### Problem statement
The records that follow must be repeated verbatim, every one of them.

### Provided material
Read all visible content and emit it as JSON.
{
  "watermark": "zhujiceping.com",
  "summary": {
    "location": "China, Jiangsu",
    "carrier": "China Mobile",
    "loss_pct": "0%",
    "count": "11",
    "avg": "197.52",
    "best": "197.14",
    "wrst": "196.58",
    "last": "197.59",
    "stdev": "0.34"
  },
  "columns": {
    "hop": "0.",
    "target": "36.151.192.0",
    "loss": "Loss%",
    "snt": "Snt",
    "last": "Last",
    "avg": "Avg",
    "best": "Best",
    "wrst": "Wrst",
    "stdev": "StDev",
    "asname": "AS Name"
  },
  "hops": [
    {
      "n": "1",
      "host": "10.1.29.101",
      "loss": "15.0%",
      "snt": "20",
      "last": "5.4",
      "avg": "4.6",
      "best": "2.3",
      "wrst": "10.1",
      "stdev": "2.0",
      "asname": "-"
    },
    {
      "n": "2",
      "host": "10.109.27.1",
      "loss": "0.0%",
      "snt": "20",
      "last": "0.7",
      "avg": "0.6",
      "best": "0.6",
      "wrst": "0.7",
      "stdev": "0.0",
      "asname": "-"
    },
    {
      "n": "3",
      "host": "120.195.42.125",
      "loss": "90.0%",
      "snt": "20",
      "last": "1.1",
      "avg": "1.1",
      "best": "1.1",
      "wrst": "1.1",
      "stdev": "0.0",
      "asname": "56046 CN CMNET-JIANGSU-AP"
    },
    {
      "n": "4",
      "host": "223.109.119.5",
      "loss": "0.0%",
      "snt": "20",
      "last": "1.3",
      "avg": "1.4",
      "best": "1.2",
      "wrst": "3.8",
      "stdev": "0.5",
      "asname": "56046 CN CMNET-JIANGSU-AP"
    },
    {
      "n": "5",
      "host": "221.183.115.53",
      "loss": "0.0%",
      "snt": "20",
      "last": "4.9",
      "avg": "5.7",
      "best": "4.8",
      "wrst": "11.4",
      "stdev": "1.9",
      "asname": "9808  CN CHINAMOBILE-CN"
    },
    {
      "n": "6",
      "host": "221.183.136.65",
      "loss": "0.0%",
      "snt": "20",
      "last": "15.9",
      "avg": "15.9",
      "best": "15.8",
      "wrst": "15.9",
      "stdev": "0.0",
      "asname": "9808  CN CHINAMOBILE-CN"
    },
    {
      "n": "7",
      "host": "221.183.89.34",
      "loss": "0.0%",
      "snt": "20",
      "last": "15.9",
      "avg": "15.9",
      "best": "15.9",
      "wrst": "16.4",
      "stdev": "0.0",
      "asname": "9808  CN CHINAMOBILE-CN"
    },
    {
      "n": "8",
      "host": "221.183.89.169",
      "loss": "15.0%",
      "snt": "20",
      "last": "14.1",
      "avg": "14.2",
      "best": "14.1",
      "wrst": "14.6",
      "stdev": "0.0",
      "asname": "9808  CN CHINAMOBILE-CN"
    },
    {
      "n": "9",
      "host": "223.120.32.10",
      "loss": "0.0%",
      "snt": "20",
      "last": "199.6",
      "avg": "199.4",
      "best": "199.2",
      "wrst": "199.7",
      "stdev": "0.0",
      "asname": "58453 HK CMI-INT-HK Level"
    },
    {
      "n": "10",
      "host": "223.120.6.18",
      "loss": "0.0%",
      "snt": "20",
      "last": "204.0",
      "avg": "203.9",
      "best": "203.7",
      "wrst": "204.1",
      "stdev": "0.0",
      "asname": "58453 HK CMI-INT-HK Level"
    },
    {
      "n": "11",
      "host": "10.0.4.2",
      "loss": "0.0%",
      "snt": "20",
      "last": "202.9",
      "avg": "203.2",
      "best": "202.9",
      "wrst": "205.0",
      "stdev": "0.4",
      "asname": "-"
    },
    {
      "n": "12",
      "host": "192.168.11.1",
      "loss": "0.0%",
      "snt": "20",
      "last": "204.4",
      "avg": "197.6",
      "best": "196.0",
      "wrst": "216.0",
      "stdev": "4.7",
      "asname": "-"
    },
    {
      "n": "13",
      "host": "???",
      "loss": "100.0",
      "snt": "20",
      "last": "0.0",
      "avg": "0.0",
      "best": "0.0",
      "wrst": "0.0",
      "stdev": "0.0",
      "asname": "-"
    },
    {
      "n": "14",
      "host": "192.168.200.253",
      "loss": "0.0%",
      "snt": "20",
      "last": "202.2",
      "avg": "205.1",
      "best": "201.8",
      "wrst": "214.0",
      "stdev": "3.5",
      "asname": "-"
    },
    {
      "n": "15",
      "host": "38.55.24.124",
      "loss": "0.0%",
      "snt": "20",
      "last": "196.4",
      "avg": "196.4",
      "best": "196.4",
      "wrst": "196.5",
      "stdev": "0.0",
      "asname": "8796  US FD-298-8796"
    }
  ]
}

### Solution to this task
Read all visible content and emit it as JSON.
{
  "watermark": "zhujiceping.com",
  "summary": {
    "location": "China, Jiangsu",
    "carrier": "China Mobile",
    "loss_pct": "0%",
    "count": "11",
    "avg": "197.52",
    "best": "197.14",
    "wrst": "196.58",
    "last": "197.59",
    "stdev": "0.34"
  },
  "columns": {
    "hop": "0.",
    "target": "36.151.192.0",
    "loss": "Loss%",
    "snt": "Snt",
    "last": "Last",
    "avg": "Avg",
    "best": "Best",
    "wrst": "Wrst",
    "stdev": "StDev",
    "asname": "AS Name"
  },
  "hops": [
    {
      "n": "1",
      "host": "10.1.29.101",
      "loss": "15.0%",
      "snt": "20",
      "last": "5.4",
      "avg": "4.6",
      "best": "2.3",
      "wrst": "10.1",
      "stdev": "2.0",
      "asname": "-"
    },
    {
      "n": "2",
      "host": "10.109.27.1",
      "loss": "0.0%",
      "snt": "20",
      "last": "0.7",
      "avg": "0.6",
      "best": "0.6",
      "wrst": "0.7",
      "stdev": "0.0",
      "asname": "-"
    },
    {
      "n": "3",
      "host": "120.195.42.125",
      "loss": "90.0%",
      "snt": "20",
      "last": "1.1",
      "avg": "1.1",
      "best": "1.1",
      "wrst": "1.1",
      "stdev": "0.0",
      "asname": "56046 CN CMNET-JIANGSU-AP"
    },
    {
      "n": "4",
      "host": "223.109.119.5",
      "loss": "0.0%",
      "snt": "20",
      "last": "1.3",
      "avg": "1.4",
      "best": "1.2",
      "wrst": "3.8",
      "stdev": "0.5",
      "asname": "56046 CN CMNET-JIANGSU-AP"
    },
    {
      "n": "5",
      "host": "221.183.115.53",
      "loss": "0.0%",
      "snt": "20",
      "last": "4.9",
      "avg": "5.7",
      "best": "4.8",
      "wrst": "11.4",
      "stdev": "1.9",
      "asname": "9808  CN CHINAMOBILE-CN"
    },
    {
      "n": "6",
      "host": "221.183.136.65",
      "loss": "0.0%",
      "snt": "20",
      "last": "15.9",
      "avg": "15.9",
      "best": "15.8",
      "wrst": "15.9",
      "stdev": "0.0",
      "asname": "9808  CN CHINAMOBILE-CN"
    },
    {
      "n": "7",
      "host": "221.183.89.34",
      "loss": "0.0%",
      "snt": "20",
      "last": "15.9",
      "avg": "15.9",
      "best": "15.9",
      "wrst": "16.4",
      "stdev": "0.0",
      "asname": "9808  CN CHINAMOBILE-CN"
    },
    {
      "n": "8",
      "host": "221.183.89.169",
      "loss": "15.0%",
      "snt": "20",
      "last": "14.1",
      "avg": "14.2",
      "best": "14.1",
      "wrst": "14.6",
      "stdev": "0.0",
      "asname": "9808  CN CHINAMOBILE-CN"
    },
    {
      "n": "9",
      "host": "223.120.32.10",
      "loss": "0.0%",
      "snt": "20",
      "last": "199.6",
      "avg": "199.4",
      "best": "199.2",
      "wrst": "199.7",
      "stdev": "0.0",
      "asname": "58453 HK CMI-INT-HK Level"
    },
    {
      "n": "10",
      "host": "223.120.6.18",
      "loss": "0.0%",
      "snt": "20",
      "last": "204.0",
      "avg": "203.9",
      "best": "203.7",
      "wrst": "204.1",
      "stdev": "0.0",
      "asname": "58453 HK CMI-INT-HK Level"
    },
    {
      "n": "11",
      "host": "10.0.4.2",
      "loss": "0.0%",
      "snt": "20",
      "last": "202.9",
      "avg": "203.2",
      "best": "202.9",
      "wrst": "205.0",
      "stdev": "0.4",
      "asname": "-"
    },
    {
      "n": "12",
      "host": "192.168.11.1",
      "loss": "0.0%",
      "snt": "20",
      "last": "204.4",
      "avg": "197.6",
      "best": "196.0",
      "wrst": "216.0",
      "stdev": "4.7",
      "asname": "-"
    },
    {
      "n": "13",
      "host": "???",
      "loss": "100.0",
      "snt": "20",
      "last": "0.0",
      "avg": "0.0",
      "best": "0.0",
      "wrst": "0.0",
      "stdev": "0.0",
      "asname": "-"
    },
    {
      "n": "14",
      "host": "192.168.200.253",
      "loss": "0.0%",
      "snt": "20",
      "last": "202.2",
      "avg": "205.1",
      "best": "201.8",
      "wrst": "214.0",
      "stdev": "3.5",
      "asname": "-"
    },
    {
      "n": "15",
      "host": "38.55.24.124",
      "loss": "0.0%",
      "snt": "20",
      "last": "196.4",
      "avg": "196.4",
      "best": "196.4",
      "wrst": "196.5",
      "stdev": "0.0",
      "asname": "8796  US FD-298-8796"
    }
  ]
}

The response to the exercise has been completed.